A run of records:
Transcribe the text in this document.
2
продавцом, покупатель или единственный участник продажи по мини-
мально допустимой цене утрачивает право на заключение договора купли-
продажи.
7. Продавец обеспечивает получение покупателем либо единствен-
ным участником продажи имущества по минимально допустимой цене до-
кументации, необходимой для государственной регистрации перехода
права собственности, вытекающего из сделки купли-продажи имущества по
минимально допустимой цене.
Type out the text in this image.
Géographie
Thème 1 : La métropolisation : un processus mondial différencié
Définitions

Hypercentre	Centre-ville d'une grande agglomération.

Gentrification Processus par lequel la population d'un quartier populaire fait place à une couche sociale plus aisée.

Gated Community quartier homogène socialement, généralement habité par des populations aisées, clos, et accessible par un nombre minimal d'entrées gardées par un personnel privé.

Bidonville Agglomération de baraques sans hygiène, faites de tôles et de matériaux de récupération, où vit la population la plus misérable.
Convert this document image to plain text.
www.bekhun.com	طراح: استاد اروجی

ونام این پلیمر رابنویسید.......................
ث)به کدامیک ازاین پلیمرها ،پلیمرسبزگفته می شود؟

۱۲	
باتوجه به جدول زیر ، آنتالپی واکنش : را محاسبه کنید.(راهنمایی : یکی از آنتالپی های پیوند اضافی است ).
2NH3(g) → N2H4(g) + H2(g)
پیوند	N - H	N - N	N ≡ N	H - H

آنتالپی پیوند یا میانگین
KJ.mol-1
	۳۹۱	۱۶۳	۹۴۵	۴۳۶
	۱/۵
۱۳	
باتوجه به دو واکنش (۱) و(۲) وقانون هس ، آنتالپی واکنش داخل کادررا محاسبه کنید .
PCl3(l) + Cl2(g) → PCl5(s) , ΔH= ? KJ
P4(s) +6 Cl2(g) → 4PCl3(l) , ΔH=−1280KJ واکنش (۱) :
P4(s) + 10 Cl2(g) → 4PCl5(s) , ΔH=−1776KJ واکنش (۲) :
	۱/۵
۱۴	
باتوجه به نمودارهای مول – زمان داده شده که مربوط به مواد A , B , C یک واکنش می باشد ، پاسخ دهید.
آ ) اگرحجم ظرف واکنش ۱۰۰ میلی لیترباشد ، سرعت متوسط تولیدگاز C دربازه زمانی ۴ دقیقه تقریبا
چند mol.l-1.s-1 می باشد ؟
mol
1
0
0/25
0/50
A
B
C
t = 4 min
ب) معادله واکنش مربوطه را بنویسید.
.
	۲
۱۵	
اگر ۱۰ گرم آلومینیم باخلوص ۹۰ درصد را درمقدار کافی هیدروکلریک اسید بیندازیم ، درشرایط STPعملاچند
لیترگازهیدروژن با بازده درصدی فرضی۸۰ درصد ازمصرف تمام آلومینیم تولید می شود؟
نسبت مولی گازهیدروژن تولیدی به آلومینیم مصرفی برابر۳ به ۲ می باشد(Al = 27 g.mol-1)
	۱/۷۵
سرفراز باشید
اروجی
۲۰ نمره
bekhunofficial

Exercise requirements :: Search the records for the string "plus" and return every line in which it occurs.

Output of the exercise ::
Gentrification Processus par lequel la population d'un quartier populaire fait place à une couche sociale plus aisée.
Bidonville Agglomération de baraques sans hygiène, faites de tôles et de matériaux de récupération, où vit la population la plus misérable.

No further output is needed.